▸ **Consigne 1**
Reproduisez sans rien changer le passage de l'extrait sur la peur au travail, depuis « J'aspire de tout » jusqu'à « leurs performances futures. » inclus.
▸ **Consigne 2**
Poursuivez le texte sur la peur et le bien-être au travail en reprenant juste après sa dernière phrase.
··· Extrait choisi ···
Permettez-moi de citer un autre sondage, plus discret mais loyalement et judicieusement publiée en Suisse, qui établit que 64 % des salariés français (les managers aussi) déclarent venir au travail chaque matin avec une peur au ventre ! La peur du n+1, la peur du client ou du fournisseur, la peur du représentant syndical ou du DRH...

J'aspire de tout mes vœux à une nouvel philosophie du travail ! Celle qui permettrait, comme dans les groupes performants que je rencontre, de considérer le bien-être des collaborateurs comme le premier critère de leurs performances futures.

Un peu de bon sens ! Nous le savons bien pour nous-même : quand nous sommes en forme et heureux, le travail fatigue mais ne pèse pas. Et le soir nous contemplons notre ouvrage avec une paisible satisfaction. Comment se fait-il que nous ne fassions simplement pas la projection ?
··· Contenu des données ···
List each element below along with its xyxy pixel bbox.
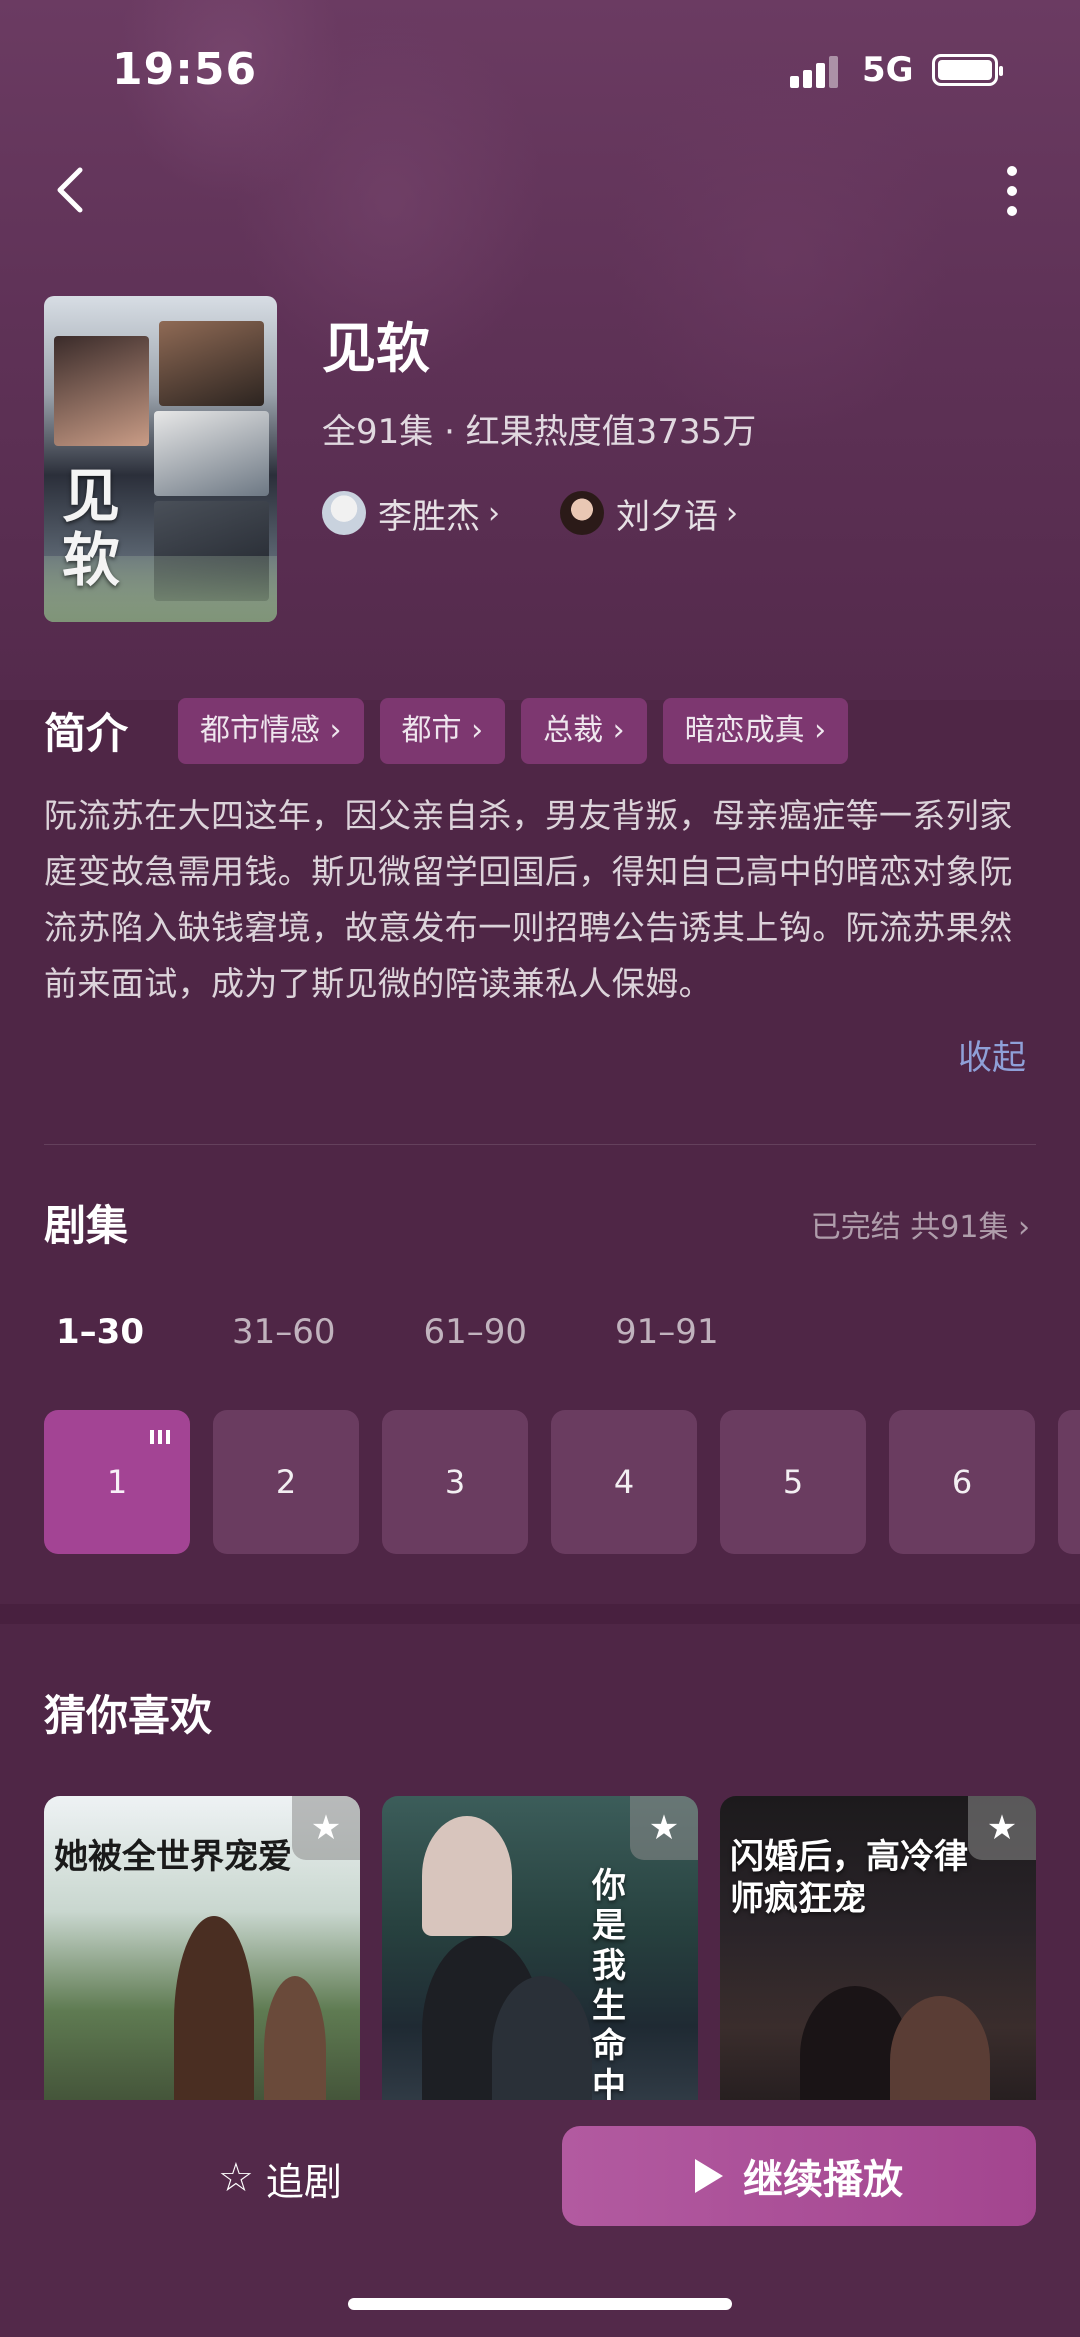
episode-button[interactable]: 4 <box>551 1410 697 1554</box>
···
▸ **Production attendue 1**
J'aspire de tout mes vœux à une nouvel philosophie du travail ! Celle qui permettrait, comme dans les groupes performants que je rencontre, de considérer le bien-être des collaborateurs comme le premier critère de leurs performances futures.

▸ **Production attendue 2**
Veiller au bien-être de chacun afin de lui permettre d'accéder à sa meilleure performance possible est un acte simplement logique et humain. Plus de problème alors de recherche de valorisation, lorsqu'on a déjà donné le meilleur de soi-même.  C'est ce qu'avec mes associés nous enseignons avec succès à nos stagiaires lors de nos formations.